## Task directions
Copy every record below exactly.

## Input for this task
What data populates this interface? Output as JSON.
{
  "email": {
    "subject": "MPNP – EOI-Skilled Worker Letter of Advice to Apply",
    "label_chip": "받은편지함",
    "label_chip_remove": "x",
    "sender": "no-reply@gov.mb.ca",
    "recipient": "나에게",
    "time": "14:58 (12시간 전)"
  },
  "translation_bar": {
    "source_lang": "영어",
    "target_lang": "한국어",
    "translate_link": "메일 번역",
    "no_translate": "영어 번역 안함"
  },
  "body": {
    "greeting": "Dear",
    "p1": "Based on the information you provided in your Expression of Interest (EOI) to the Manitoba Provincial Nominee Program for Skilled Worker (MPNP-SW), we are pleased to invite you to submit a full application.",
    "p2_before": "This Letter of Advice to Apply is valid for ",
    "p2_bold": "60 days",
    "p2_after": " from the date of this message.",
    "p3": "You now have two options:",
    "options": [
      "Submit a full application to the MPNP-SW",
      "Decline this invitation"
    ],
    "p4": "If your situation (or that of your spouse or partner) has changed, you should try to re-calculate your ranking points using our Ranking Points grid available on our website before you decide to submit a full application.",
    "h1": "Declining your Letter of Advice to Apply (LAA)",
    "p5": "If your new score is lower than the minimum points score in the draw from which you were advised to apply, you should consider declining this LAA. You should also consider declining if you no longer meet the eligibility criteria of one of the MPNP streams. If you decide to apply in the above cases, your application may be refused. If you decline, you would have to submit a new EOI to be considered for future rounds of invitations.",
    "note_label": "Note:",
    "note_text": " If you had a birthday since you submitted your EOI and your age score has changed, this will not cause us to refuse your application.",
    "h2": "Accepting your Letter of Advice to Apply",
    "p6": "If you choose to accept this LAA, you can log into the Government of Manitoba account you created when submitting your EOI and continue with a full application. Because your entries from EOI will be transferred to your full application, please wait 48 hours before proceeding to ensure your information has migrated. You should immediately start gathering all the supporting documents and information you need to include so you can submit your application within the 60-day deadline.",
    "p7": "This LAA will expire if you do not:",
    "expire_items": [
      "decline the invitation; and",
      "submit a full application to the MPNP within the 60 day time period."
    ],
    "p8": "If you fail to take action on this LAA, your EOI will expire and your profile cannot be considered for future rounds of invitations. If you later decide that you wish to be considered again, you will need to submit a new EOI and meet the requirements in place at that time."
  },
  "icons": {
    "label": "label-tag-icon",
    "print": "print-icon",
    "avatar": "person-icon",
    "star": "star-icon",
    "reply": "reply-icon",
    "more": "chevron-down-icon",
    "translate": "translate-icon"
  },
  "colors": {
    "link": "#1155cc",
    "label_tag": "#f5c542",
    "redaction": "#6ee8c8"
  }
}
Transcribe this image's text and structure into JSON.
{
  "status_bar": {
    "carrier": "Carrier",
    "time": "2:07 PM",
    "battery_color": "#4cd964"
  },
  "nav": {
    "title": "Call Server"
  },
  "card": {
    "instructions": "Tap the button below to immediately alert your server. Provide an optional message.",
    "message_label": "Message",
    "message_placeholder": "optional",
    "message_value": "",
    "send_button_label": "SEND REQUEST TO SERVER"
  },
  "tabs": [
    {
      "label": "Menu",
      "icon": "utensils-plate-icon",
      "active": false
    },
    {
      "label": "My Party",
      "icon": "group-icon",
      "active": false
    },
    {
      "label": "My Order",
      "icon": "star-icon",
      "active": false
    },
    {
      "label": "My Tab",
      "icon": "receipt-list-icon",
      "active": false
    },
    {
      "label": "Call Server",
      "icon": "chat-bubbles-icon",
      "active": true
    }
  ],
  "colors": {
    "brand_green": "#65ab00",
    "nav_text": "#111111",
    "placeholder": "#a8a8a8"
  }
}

## Reply
What data populates this interface? Output as JSON.
{
  "email": {
    "subject": "MPNP – EOI-Skilled Worker Letter of Advice to Apply",
    "label_chip": "받은편지함",
    "label_chip_remove": "x",
    "sender": "no-reply@gov.mb.ca",
    "recipient": "나에게",
    "time": "14:58 (12시간 전)"
  },
  "translation_bar": {
    "source_lang": "영어",
    "target_lang": "한국어",
    "translate_link": "메일 번역",
    "no_translate": "영어 번역 안함"
  },
  "body": {
    "greeting": "Dear",
    "p1": "Based on the information you provided in your Expression of Interest (EOI) to the Manitoba Provincial Nominee Program for Skilled Worker (MPNP-SW), we are pleased to invite you to submit a full application.",
    "p2_before": "This Letter of Advice to Apply is valid for ",
    "p2_bold": "60 days",
    "p2_after": " from the date of this message.",
    "p3": "You now have two options:",
    "options": [
      "Submit a full application to the MPNP-SW",
      "Decline this invitation"
    ],
    "p4": "If your situation (or that of your spouse or partner) has changed, you should try to re-calculate your ranking points using our Ranking Points grid available on our website before you decide to submit a full application.",
    "h1": "Declining your Letter of Advice to Apply (LAA)",
    "p5": "If your new score is lower than the minimum points score in the draw from which you were advised to apply, you should consider declining this LAA. You should also consider declining if you no longer meet the eligibility criteria of one of the MPNP streams. If you decide to apply in the above cases, your application may be refused. If you decline, you would have to submit a new EOI to be considered for future rounds of invitations.",
    "note_label": "Note:",
    "note_text": " If you had a birthday since you submitted your EOI and your age score has changed, this will not cause us to refuse your application.",
    "h2": "Accepting your Letter of Advice to Apply",
    "p6": "If you choose to accept this LAA, you can log into the Government of Manitoba account you created when submitting your EOI and continue with a full application. Because your entries from EOI will be transferred to your full application, please wait 48 hours before proceeding to ensure your information has migrated. You should immediately start gathering all the supporting documents and information you need to include so you can submit your application within the 60-day deadline.",
    "p7": "This LAA will expire if you do not:",
    "expire_items": [
      "decline the invitation; and",
      "submit a full application to the MPNP within the 60 day time period."
    ],
    "p8": "If you fail to take action on this LAA, your EOI will expire and your profile cannot be considered for future rounds of invitations. If you later decide that you wish to be considered again, you will need to submit a new EOI and meet the requirements in place at that time."
  },
  "icons": {
    "label": "label-tag-icon",
    "print": "print-icon",
    "avatar": "person-icon",
    "star": "star-icon",
    "reply": "reply-icon",
    "more": "chevron-down-icon",
    "translate": "translate-icon"
  },
  "colors": {
    "link": "#1155cc",
    "label_tag": "#f5c542",
    "redaction": "#6ee8c8"
  }
}
Transcribe this image's text and structure into JSON.
{
  "status_bar": {
    "carrier": "Carrier",
    "time": "2:07 PM",
    "battery_color": "#4cd964"
  },
  "nav": {
    "title": "Call Server"
  },
  "card": {
    "instructions": "Tap the button below to immediately alert your server. Provide an optional message.",
    "message_label": "Message",
    "message_placeholder": "optional",
    "message_value": "",
    "send_button_label": "SEND REQUEST TO SERVER"
  },
  "tabs": [
    {
      "label": "Menu",
      "icon": "utensils-plate-icon",
      "active": false
    },
    {
      "label": "My Party",
      "icon": "group-icon",
      "active": false
    },
    {
      "label": "My Order",
      "icon": "star-icon",
      "active": false
    },
    {
      "label": "My Tab",
      "icon": "receipt-list-icon",
      "active": false
    },
    {
      "label": "Call Server",
      "icon": "chat-bubbles-icon",
      "active": true
    }
  ],
  "colors": {
    "brand_green": "#65ab00",
    "nav_text": "#111111",
    "placeholder": "#a8a8a8"
  }
}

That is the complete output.